#### DOCUMENT SEGMENT:
Leveraging Catchment Attributes to Explain Patterns of Concentration-Discharge Relationships Across the Contiguous United States

Identifying catchment attributes that influence solute production and transport can aid in understanding solute loading to surface waters and predicting solute export regimes. We analyzed the new CAMELS-Chem dataset, which pairs water chemistry data with the existing CAMELS (Catchment Attributes and Meteorology for Large-sample Studies) dataset to identify links between catchment attributes and solute export behavior across the contiguous US. We focused on 12 geogenic, exogenous, and biologically associated constituents across 44-249 catchments.

To evaluate solute export behavior patterns, we quantified concentration-discharge (C-Q) metrics (slope, intercept, ratio of coefficients of variation) for each constituent using Bayesian inference to estimate segmented regression parameters and threshold positions. We then used several approaches to link catchment attributes to these metrics. Specifically, random forest models and Spearman correlations were used to select attributes that best predicted C-Q metrics. We then used hierarchical clustering to group similar catchments based on attribute values and examined how C-Q metrics differed across catchment clusters.

C-Q relationships were dominated by linear responses (79-100% of models for each constituent lacked thresholds). Interestingly, a large majority of the C-Q relationships that displayed threshold behaviors were located in the central US. Geogenic constituents (e.g., magnesium and sodium) exhibited a weakly dilutionary (slope < 0) to constant (slope not different than 0) response with increasing streamflow. Conversely, dilutionary behaviors were rare for more biogeochemically reactive constituents (e.g., aluminum and dissolved organic carbon) that demonstrated constant or enriched (slope > 0) concentration with increasing streamflow. Further, across geographic clusters, geogenic constituents displayed minimal differences in C-Q metrics while biogeochemically reactive constituents exhibited larger differences. In summary, relationships between catchment attributes and C-Q patterns were useful in explaining variability in constituent export behavior, but these relationships depended on the solute source and reactivity and geographic location.

#### TASK LIST:
1. State whether each statement agrees with the concentration-discharge abstract, answering yes or no and quoting its deciding words. (a) For each constituent, most models lacked thresholds. (b) Aluminum and dissolved organic carbon commonly showed dilutionary behavior. (c) Across geographic clusters, geogenic constituents showed large differences in C-Q metrics.
2. Translate this sentence from the concentration-discharge abstract into Spanish: "Specifically, random forest models and Spearman correlations were used to select attributes that best predicted C-Q metrics."
Rely only on the concentration-discharge abstract above.

#### DATASET EXTRACT:
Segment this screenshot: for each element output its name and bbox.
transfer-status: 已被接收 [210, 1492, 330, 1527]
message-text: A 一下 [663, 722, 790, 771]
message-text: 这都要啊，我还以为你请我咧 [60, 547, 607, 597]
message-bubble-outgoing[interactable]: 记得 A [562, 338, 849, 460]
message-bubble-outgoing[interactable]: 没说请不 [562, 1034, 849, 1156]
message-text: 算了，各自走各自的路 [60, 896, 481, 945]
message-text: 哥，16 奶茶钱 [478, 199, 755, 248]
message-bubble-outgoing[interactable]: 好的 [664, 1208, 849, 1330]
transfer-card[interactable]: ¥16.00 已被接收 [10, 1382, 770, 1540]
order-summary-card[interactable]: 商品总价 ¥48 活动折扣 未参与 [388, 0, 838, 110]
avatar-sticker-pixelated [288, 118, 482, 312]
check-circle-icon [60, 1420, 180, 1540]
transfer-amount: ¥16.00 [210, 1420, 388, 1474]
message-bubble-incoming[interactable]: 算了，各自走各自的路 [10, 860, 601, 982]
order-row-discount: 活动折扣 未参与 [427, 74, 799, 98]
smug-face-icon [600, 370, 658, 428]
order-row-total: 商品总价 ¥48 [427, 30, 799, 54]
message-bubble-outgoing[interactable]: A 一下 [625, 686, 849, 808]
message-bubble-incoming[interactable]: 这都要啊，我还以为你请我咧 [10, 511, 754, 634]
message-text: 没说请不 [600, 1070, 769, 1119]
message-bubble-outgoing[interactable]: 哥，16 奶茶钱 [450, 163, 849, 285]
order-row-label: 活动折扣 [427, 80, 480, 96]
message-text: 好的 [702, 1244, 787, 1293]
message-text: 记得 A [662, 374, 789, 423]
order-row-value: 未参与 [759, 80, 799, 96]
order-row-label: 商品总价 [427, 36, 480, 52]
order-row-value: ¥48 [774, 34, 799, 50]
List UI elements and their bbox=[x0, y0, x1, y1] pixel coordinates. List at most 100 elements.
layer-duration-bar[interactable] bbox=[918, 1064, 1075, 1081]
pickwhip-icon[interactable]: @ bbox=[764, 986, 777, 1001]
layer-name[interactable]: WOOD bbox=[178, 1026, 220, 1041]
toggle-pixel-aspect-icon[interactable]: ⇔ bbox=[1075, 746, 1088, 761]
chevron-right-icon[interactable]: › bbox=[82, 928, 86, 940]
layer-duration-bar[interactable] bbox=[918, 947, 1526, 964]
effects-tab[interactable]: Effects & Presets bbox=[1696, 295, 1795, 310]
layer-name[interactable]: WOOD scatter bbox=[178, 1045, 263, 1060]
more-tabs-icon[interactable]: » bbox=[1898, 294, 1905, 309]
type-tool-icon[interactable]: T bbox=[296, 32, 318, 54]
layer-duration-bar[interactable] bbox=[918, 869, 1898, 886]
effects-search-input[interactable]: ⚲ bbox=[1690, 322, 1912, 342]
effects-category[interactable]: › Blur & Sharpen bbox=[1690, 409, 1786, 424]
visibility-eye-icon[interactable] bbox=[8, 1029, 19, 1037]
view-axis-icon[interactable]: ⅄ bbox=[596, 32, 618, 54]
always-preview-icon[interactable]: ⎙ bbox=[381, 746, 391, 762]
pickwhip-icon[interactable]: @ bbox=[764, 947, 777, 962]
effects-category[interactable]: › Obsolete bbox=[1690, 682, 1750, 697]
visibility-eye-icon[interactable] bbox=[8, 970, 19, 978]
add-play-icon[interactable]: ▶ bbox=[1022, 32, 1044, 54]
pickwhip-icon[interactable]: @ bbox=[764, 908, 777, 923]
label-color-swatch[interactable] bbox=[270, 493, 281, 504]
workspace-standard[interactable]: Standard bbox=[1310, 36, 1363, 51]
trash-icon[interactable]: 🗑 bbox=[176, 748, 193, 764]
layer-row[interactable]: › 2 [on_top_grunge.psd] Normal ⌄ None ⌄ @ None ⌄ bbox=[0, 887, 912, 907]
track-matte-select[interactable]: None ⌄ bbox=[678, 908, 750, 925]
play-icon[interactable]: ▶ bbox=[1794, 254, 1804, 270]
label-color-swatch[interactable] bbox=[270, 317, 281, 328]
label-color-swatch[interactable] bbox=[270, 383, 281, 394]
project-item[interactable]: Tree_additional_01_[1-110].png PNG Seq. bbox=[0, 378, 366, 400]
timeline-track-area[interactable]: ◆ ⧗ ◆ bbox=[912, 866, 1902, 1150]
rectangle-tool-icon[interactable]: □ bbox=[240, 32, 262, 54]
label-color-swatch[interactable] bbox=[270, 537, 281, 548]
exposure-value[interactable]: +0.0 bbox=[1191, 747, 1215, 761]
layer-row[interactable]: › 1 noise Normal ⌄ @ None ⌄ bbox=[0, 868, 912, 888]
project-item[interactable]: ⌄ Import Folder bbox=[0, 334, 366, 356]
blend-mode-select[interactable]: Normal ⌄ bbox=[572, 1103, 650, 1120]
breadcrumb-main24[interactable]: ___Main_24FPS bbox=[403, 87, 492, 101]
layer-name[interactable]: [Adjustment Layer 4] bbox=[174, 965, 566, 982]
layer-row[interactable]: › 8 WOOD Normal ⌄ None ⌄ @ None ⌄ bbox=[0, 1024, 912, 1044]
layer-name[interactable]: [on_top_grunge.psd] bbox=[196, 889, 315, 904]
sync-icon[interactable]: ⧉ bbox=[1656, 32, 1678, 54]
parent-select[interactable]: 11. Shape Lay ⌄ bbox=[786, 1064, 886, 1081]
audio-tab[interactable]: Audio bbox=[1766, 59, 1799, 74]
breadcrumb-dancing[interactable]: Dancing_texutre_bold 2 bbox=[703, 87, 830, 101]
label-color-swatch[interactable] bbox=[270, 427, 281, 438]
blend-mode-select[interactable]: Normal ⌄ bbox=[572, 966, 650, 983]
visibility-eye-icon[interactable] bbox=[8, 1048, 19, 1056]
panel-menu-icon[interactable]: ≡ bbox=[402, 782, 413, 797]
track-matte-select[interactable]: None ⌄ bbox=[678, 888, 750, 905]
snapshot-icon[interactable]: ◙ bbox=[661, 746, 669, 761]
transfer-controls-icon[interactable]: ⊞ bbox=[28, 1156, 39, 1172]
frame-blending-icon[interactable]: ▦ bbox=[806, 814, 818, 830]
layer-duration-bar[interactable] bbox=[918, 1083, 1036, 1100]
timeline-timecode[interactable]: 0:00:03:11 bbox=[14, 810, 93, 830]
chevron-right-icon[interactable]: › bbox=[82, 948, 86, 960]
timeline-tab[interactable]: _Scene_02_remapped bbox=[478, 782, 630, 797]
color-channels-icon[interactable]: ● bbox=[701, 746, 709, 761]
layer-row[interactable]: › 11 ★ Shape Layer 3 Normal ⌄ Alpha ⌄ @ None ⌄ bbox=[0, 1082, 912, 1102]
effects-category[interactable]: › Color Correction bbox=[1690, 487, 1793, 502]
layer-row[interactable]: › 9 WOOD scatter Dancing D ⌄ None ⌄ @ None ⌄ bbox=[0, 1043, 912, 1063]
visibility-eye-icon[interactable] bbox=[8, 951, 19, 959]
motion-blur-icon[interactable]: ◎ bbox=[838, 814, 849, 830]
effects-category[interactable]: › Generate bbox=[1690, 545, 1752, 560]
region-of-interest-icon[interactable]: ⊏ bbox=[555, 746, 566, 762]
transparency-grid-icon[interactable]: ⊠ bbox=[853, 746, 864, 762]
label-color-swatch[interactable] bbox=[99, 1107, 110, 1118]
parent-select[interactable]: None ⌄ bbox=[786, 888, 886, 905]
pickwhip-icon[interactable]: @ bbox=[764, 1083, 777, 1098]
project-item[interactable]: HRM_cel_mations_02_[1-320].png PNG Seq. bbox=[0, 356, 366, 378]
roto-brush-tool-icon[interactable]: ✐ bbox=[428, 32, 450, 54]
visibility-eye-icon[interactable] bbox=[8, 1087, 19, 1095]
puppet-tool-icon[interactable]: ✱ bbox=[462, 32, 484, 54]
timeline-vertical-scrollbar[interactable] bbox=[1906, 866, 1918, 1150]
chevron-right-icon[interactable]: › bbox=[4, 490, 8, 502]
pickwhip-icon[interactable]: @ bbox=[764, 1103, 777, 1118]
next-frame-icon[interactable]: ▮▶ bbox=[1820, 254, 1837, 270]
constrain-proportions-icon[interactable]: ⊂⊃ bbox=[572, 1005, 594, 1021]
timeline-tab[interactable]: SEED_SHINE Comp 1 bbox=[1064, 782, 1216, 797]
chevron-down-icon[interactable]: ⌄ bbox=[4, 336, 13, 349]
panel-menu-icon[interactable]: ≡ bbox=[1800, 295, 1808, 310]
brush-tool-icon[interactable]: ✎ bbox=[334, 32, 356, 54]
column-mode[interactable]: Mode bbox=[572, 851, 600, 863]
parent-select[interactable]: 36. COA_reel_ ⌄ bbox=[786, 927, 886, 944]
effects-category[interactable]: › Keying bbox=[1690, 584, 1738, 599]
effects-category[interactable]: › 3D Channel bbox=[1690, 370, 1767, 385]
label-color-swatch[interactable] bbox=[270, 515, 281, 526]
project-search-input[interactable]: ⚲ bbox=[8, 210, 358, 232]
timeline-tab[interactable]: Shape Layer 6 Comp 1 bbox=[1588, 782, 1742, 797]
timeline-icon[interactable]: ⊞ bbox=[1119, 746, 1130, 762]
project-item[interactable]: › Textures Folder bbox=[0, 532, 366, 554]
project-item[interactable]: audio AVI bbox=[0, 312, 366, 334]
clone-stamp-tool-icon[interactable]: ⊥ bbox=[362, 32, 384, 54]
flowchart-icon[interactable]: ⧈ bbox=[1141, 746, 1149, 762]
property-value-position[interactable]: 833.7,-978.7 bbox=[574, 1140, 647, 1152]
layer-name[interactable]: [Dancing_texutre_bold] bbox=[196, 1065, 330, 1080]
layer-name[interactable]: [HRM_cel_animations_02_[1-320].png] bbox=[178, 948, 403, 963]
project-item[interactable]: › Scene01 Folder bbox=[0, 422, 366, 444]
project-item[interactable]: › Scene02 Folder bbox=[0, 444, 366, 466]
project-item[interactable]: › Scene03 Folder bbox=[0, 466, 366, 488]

#### SOLUTION SET:
1.
(a) Yes: "79-100% of models for each constituent lacked thresholds"
(b) No: "dilutionary behaviors were rare for more biogeochemically reactive constituents (e.g., aluminum and dissolved organic carbon)"
(c) No: "geogenic constituents displayed minimal differences in C-Q metrics"

2. Específicamente, se utilizaron modelos de bosque aleatorio y correlaciones de Spearman para seleccionar los atributos que mejor predecían las métricas C-Q.